◆ Written instruction:
Take each line containing the word "мероприятий" and copy it.
----
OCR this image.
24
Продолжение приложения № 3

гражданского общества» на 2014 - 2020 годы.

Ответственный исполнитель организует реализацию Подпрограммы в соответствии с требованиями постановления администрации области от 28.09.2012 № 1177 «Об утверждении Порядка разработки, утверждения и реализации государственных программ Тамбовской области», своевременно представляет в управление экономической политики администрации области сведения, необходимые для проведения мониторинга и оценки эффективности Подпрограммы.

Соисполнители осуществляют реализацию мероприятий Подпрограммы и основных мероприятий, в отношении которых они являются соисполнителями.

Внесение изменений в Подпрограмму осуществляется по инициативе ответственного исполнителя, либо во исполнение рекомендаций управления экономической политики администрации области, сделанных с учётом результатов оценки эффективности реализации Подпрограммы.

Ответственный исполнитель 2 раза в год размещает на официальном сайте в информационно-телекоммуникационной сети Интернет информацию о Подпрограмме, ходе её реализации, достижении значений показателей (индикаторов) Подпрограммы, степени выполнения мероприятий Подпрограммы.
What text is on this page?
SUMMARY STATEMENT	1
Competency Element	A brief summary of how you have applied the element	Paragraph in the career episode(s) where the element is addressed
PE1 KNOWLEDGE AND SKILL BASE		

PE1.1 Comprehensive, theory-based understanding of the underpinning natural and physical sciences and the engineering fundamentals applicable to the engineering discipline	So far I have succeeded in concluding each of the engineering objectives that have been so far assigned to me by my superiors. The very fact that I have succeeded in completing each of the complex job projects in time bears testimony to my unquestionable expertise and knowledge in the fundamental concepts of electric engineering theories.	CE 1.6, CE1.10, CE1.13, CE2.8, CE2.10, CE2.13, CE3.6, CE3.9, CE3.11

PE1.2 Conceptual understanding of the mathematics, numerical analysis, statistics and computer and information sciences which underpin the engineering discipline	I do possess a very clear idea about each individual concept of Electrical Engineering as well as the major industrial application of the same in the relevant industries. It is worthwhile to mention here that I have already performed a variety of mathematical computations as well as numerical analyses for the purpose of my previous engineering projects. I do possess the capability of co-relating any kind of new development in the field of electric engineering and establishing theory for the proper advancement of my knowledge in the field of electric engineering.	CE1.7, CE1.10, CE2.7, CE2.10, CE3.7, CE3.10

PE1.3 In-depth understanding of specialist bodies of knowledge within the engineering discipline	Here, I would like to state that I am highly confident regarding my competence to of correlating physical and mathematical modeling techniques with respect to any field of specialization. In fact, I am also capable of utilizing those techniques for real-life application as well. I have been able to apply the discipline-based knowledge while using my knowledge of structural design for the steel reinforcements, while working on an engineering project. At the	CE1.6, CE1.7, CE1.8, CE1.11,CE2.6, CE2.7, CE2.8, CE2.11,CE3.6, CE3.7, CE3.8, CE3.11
----
◆ In response:
Соисполнители осуществляют реализацию мероприятий Подпрограммы и основных мероприятий, в отношении которых они являются соисполнителями.
Ответственный исполнитель 2 раза в год размещает на официальном сайте в информационно-телекоммуникационной сети Интернет информацию о Подпрограмме, ходе её реализации, достижении значений показателей (индикаторов) Подпрограммы, степени выполнения мероприятий Подпрограммы.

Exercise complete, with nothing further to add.